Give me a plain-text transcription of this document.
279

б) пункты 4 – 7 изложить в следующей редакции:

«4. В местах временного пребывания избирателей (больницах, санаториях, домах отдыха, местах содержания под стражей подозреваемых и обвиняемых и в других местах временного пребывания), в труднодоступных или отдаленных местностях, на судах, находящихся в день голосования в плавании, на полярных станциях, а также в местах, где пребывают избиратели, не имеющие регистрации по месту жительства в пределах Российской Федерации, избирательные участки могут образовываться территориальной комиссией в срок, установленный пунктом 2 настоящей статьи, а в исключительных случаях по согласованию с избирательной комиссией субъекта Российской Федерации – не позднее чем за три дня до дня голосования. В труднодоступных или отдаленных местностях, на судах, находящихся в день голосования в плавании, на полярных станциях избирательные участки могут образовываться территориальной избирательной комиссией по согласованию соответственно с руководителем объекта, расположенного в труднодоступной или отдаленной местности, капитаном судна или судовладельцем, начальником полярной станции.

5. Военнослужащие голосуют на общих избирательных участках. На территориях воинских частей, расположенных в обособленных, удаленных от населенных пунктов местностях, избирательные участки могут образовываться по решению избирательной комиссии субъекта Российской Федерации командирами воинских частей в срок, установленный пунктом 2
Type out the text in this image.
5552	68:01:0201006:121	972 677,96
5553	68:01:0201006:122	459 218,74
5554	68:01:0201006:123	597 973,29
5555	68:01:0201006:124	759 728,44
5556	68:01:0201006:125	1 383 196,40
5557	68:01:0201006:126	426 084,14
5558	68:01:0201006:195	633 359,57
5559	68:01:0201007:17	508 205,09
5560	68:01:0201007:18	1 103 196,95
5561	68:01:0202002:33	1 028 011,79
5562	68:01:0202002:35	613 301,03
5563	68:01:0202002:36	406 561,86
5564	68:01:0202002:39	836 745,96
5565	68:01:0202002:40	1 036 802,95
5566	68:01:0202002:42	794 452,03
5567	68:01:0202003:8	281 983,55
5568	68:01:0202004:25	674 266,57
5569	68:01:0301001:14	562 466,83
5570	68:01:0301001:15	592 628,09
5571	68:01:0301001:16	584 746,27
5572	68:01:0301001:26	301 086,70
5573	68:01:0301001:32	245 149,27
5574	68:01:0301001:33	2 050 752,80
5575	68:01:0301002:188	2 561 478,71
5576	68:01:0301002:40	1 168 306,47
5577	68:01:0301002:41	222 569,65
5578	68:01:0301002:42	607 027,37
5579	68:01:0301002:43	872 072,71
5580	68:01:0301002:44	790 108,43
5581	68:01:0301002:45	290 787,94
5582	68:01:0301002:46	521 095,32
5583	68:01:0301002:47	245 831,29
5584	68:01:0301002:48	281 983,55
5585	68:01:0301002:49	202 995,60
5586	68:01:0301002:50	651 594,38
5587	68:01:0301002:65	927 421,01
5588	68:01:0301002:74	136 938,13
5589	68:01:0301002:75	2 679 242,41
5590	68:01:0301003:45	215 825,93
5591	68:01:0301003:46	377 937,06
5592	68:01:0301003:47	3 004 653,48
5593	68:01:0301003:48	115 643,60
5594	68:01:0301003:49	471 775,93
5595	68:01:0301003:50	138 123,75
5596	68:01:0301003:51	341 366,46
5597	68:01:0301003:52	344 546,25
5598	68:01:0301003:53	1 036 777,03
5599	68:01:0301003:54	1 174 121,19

* [Your objective] Using the exact wording, write out all of the records.

* [Response]
Give me a plain-text transcription of this document.
279

б) пункты 4 – 7 изложить в следующей редакции:

«4. В местах временного пребывания избирателей (больницах, санаториях, домах отдыха, местах содержания под стражей подозреваемых и обвиняемых и в других местах временного пребывания), в труднодоступных или отдаленных местностях, на судах, находящихся в день голосования в плавании, на полярных станциях, а также в местах, где пребывают избиратели, не имеющие регистрации по месту жительства в пределах Российской Федерации, избирательные участки могут образовываться территориальной комиссией в срок, установленный пунктом 2 настоящей статьи, а в исключительных случаях по согласованию с избирательной комиссией субъекта Российской Федерации – не позднее чем за три дня до дня голосования. В труднодоступных или отдаленных местностях, на судах, находящихся в день голосования в плавании, на полярных станциях избирательные участки могут образовываться территориальной избирательной комиссией по согласованию соответственно с руководителем объекта, расположенного в труднодоступной или отдаленной местности, капитаном судна или судовладельцем, начальником полярной станции.

5. Военнослужащие голосуют на общих избирательных участках. На территориях воинских частей, расположенных в обособленных, удаленных от населенных пунктов местностях, избирательные участки могут образовываться по решению избирательной комиссии субъекта Российской Федерации командирами воинских частей в срок, установленный пунктом 2
Type out the text in this image.
5552	68:01:0201006:121	972 677,96
5553	68:01:0201006:122	459 218,74
5554	68:01:0201006:123	597 973,29
5555	68:01:0201006:124	759 728,44
5556	68:01:0201006:125	1 383 196,40
5557	68:01:0201006:126	426 084,14
5558	68:01:0201006:195	633 359,57
5559	68:01:0201007:17	508 205,09
5560	68:01:0201007:18	1 103 196,95
5561	68:01:0202002:33	1 028 011,79
5562	68:01:0202002:35	613 301,03
5563	68:01:0202002:36	406 561,86
5564	68:01:0202002:39	836 745,96
5565	68:01:0202002:40	1 036 802,95
5566	68:01:0202002:42	794 452,03
5567	68:01:0202003:8	281 983,55
5568	68:01:0202004:25	674 266,57
5569	68:01:0301001:14	562 466,83
5570	68:01:0301001:15	592 628,09
5571	68:01:0301001:16	584 746,27
5572	68:01:0301001:26	301 086,70
5573	68:01:0301001:32	245 149,27
5574	68:01:0301001:33	2 050 752,80
5575	68:01:0301002:188	2 561 478,71
5576	68:01:0301002:40	1 168 306,47
5577	68:01:0301002:41	222 569,65
5578	68:01:0301002:42	607 027,37
5579	68:01:0301002:43	872 072,71
5580	68:01:0301002:44	790 108,43
5581	68:01:0301002:45	290 787,94
5582	68:01:0301002:46	521 095,32
5583	68:01:0301002:47	245 831,29
5584	68:01:0301002:48	281 983,55
5585	68:01:0301002:49	202 995,60
5586	68:01:0301002:50	651 594,38
5587	68:01:0301002:65	927 421,01
5588	68:01:0301002:74	136 938,13
5589	68:01:0301002:75	2 679 242,41
5590	68:01:0301003:45	215 825,93
5591	68:01:0301003:46	377 937,06
5592	68:01:0301003:47	3 004 653,48
5593	68:01:0301003:48	115 643,60
5594	68:01:0301003:49	471 775,93
5595	68:01:0301003:50	138 123,75
5596	68:01:0301003:51	341 366,46
5597	68:01:0301003:52	344 546,25
5598	68:01:0301003:53	1 036 777,03
5599	68:01:0301003:54	1 174 121,19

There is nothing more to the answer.